[What you have to do] Retype each line exactly. Skip images.

[Given records]
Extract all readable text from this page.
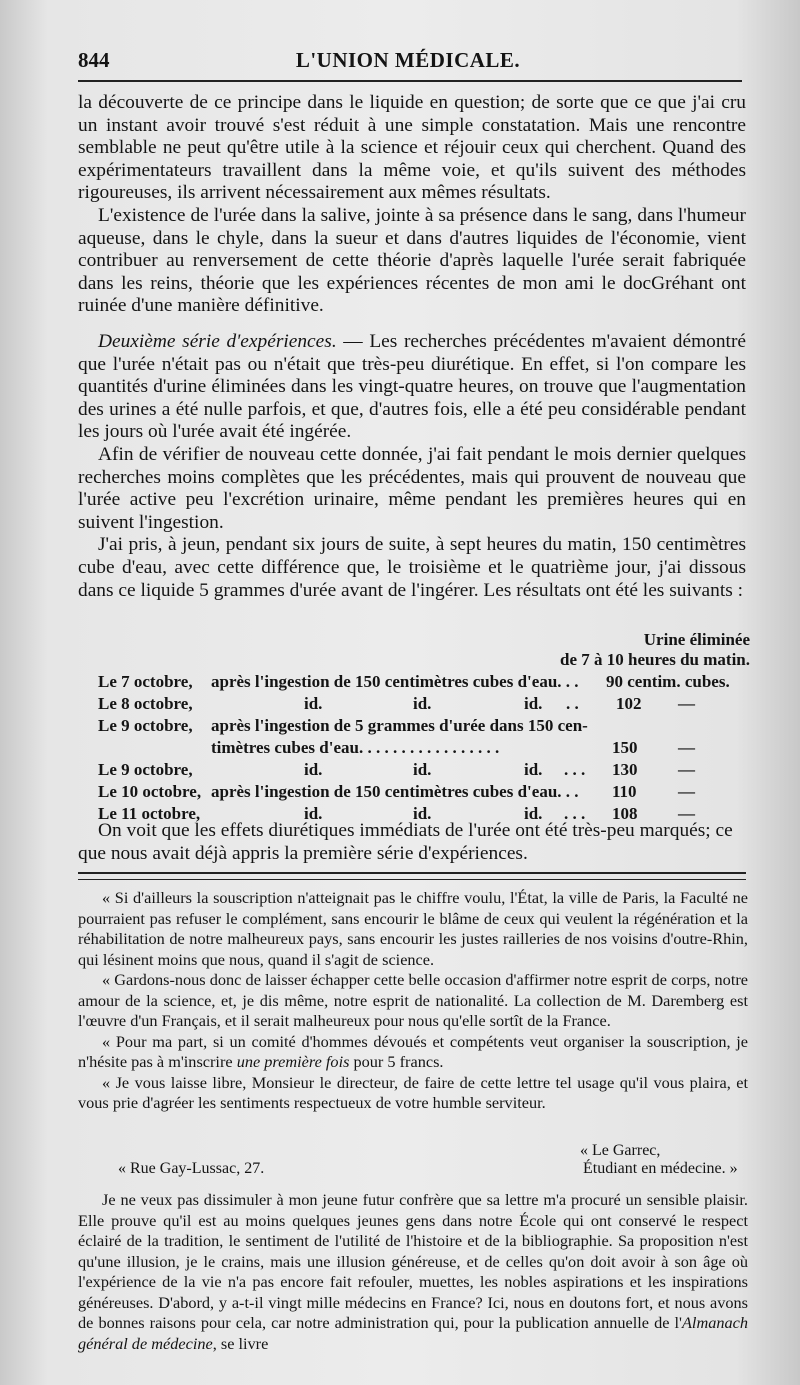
844	L'UNION MÉDICALE.

la découverte de ce principe dans le liquide en question; de sorte que ce que j'ai cru un instant avoir trouvé s'est réduit à une simple constatation. Mais une rencontre semblable ne peut qu'être utile à la science et réjouir ceux qui cherchent. Quand des expérimentateurs travaillent dans la même voie, et qu'ils suivent des méthodes rigoureuses, ils arrivent nécessairement aux mêmes résultats.

L'existence de l'urée dans la salive, jointe à sa présence dans le sang, dans l'humeur aqueuse, dans le chyle, dans la sueur et dans d'autres liquides de l'économie, vient contribuer au renversement de cette théorie d'après laquelle l'urée serait fabriquée dans les reins, théorie que les expériences récentes de mon ami le docGréhant ont ruinée d'une manière définitive.

Deuxième série d'expériences. — Les recherches précédentes m'avaient démontré que l'urée n'était pas ou n'était que très-peu diurétique. En effet, si l'on compare les quantités d'urine éliminées dans les vingt-quatre heures, on trouve que l'augmentation des urines a été nulle parfois, et que, d'autres fois, elle a été peu considérable pendant les jours où l'urée avait été ingérée.

Afin de vérifier de nouveau cette donnée, j'ai fait pendant le mois dernier quelques recherches moins complètes que les précédentes, mais qui prouvent de nouveau que l'urée active peu l'excrétion urinaire, même pendant les premières heures qui en suivent l'ingestion.

J'ai pris, à jeun, pendant six jours de suite, à sept heures du matin, 150 centimètres cube d'eau, avec cette différence que, le troisième et le quatrième jour, j'ai dissous dans ce liquide 5 grammes d'urée avant de l'ingérer. Les résultats ont été les suivants :

Urine éliminée
de 7 à 10 heures du matin.
Le 7 octobre, après l'ingestion de 150 centimètres cubes d'eau. . . 90 centim. cubes.
Le 8 octobre,	id.	id.	id. . . 102 —
Le 9 octobre, après l'ingestion de 5 grammes d'urée dans 150 cen-
timètres cubes d'eau. . . . . . . . . . . . . . . . .	150 —
Le 9 octobre,	id.	id.	id. . . . 130 —
Le 10 octobre, après l'ingestion de 150 centimètres cubes d'eau. . . 110 —
Le 11 octobre,	id.	id.	id. . . . 108 —

On voit que les effets diurétiques immédiats de l'urée ont été très-peu marqués; ce que nous avait déjà appris la première série d'expériences.

« Si d'ailleurs la souscription n'atteignait pas le chiffre voulu, l'État, la ville de Paris, la Faculté ne pourraient pas refuser le complément, sans encourir le blâme de ceux qui veulent la régénération et la réhabilitation de notre malheureux pays, sans encourir les justes railleries de nos voisins d'outre-Rhin, qui lésinent moins que nous, quand il s'agit de science.

« Gardons-nous donc de laisser échapper cette belle occasion d'affirmer notre esprit de corps, notre amour de la science, et, je dis même, notre esprit de nationalité. La collection de M. Daremberg est l'œuvre d'un Français, et il serait malheureux pour nous qu'elle sortît de la France.

« Pour ma part, si un comité d'hommes dévoués et compétents veut organiser la souscription, je n'hésite pas à m'inscrire une première fois pour 5 francs.

« Je vous laisse libre, Monsieur le directeur, de faire de cette lettre tel usage qu'il vous plaira, et vous prie d'agréer les sentiments respectueux de votre humble serviteur.

« Le Garrec,
« Rue Gay-Lussac, 27.	Étudiant en médecine. »

Je ne veux pas dissimuler à mon jeune futur confrère que sa lettre m'a procuré un sensible plaisir. Elle prouve qu'il est au moins quelques jeunes gens dans notre École qui ont conservé le respect éclairé de la tradition, le sentiment de l'utilité de l'histoire et de la bibliographie. Sa proposition n'est qu'une illusion, je le crains, mais une illusion généreuse, et de celles qu'on doit avoir à son âge où l'expérience de la vie n'a pas encore fait refouler, muettes, les nobles aspirations et les inspirations généreuses. D'abord, y a-t-il vingt mille médecins en France? Ici, nous en doutons fort, et nous avons de bonnes raisons pour cela, car notre administration qui, pour la publication annuelle de l'Almanach général de médecine, se livre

[Exercise output]
Extract all readable text from this page.
844	L'UNION MÉDICALE.

la découverte de ce principe dans le liquide en question; de sorte que ce que j'ai cru un instant avoir trouvé s'est réduit à une simple constatation. Mais une rencontre semblable ne peut qu'être utile à la science et réjouir ceux qui cherchent. Quand des expérimentateurs travaillent dans la même voie, et qu'ils suivent des méthodes rigoureuses, ils arrivent nécessairement aux mêmes résultats.

L'existence de l'urée dans la salive, jointe à sa présence dans le sang, dans l'humeur aqueuse, dans le chyle, dans la sueur et dans d'autres liquides de l'économie, vient contribuer au renversement de cette théorie d'après laquelle l'urée serait fabriquée dans les reins, théorie que les expériences récentes de mon ami le docGréhant ont ruinée d'une manière définitive.

Deuxième série d'expériences. — Les recherches précédentes m'avaient démontré que l'urée n'était pas ou n'était que très-peu diurétique. En effet, si l'on compare les quantités d'urine éliminées dans les vingt-quatre heures, on trouve que l'augmentation des urines a été nulle parfois, et que, d'autres fois, elle a été peu considérable pendant les jours où l'urée avait été ingérée.

Afin de vérifier de nouveau cette donnée, j'ai fait pendant le mois dernier quelques recherches moins complètes que les précédentes, mais qui prouvent de nouveau que l'urée active peu l'excrétion urinaire, même pendant les premières heures qui en suivent l'ingestion.

J'ai pris, à jeun, pendant six jours de suite, à sept heures du matin, 150 centimètres cube d'eau, avec cette différence que, le troisième et le quatrième jour, j'ai dissous dans ce liquide 5 grammes d'urée avant de l'ingérer. Les résultats ont été les suivants :

Urine éliminée
de 7 à 10 heures du matin.
Le 7 octobre, après l'ingestion de 150 centimètres cubes d'eau. . . 90 centim. cubes.
Le 8 octobre,	id.	id.	id. . . 102 —
Le 9 octobre, après l'ingestion de 5 grammes d'urée dans 150 cen-
timètres cubes d'eau. . . . . . . . . . . . . . . . .	150 —
Le 9 octobre,	id.	id.	id. . . . 130 —
Le 10 octobre, après l'ingestion de 150 centimètres cubes d'eau. . . 110 —
Le 11 octobre,	id.	id.	id. . . . 108 —

On voit que les effets diurétiques immédiats de l'urée ont été très-peu marqués; ce que nous avait déjà appris la première série d'expériences.

« Si d'ailleurs la souscription n'atteignait pas le chiffre voulu, l'État, la ville de Paris, la Faculté ne pourraient pas refuser le complément, sans encourir le blâme de ceux qui veulent la régénération et la réhabilitation de notre malheureux pays, sans encourir les justes railleries de nos voisins d'outre-Rhin, qui lésinent moins que nous, quand il s'agit de science.

« Gardons-nous donc de laisser échapper cette belle occasion d'affirmer notre esprit de corps, notre amour de la science, et, je dis même, notre esprit de nationalité. La collection de M. Daremberg est l'œuvre d'un Français, et il serait malheureux pour nous qu'elle sortît de la France.

« Pour ma part, si un comité d'hommes dévoués et compétents veut organiser la souscription, je n'hésite pas à m'inscrire une première fois pour 5 francs.

« Je vous laisse libre, Monsieur le directeur, de faire de cette lettre tel usage qu'il vous plaira, et vous prie d'agréer les sentiments respectueux de votre humble serviteur.

« Le Garrec,
« Rue Gay-Lussac, 27.	Étudiant en médecine. »

Je ne veux pas dissimuler à mon jeune futur confrère que sa lettre m'a procuré un sensible plaisir. Elle prouve qu'il est au moins quelques jeunes gens dans notre École qui ont conservé le respect éclairé de la tradition, le sentiment de l'utilité de l'histoire et de la bibliographie. Sa proposition n'est qu'une illusion, je le crains, mais une illusion généreuse, et de celles qu'on doit avoir à son âge où l'expérience de la vie n'a pas encore fait refouler, muettes, les nobles aspirations et les inspirations généreuses. D'abord, y a-t-il vingt mille médecins en France? Ici, nous en doutons fort, et nous avons de bonnes raisons pour cela, car notre administration qui, pour la publication annuelle de l'Almanach général de médecine, se livre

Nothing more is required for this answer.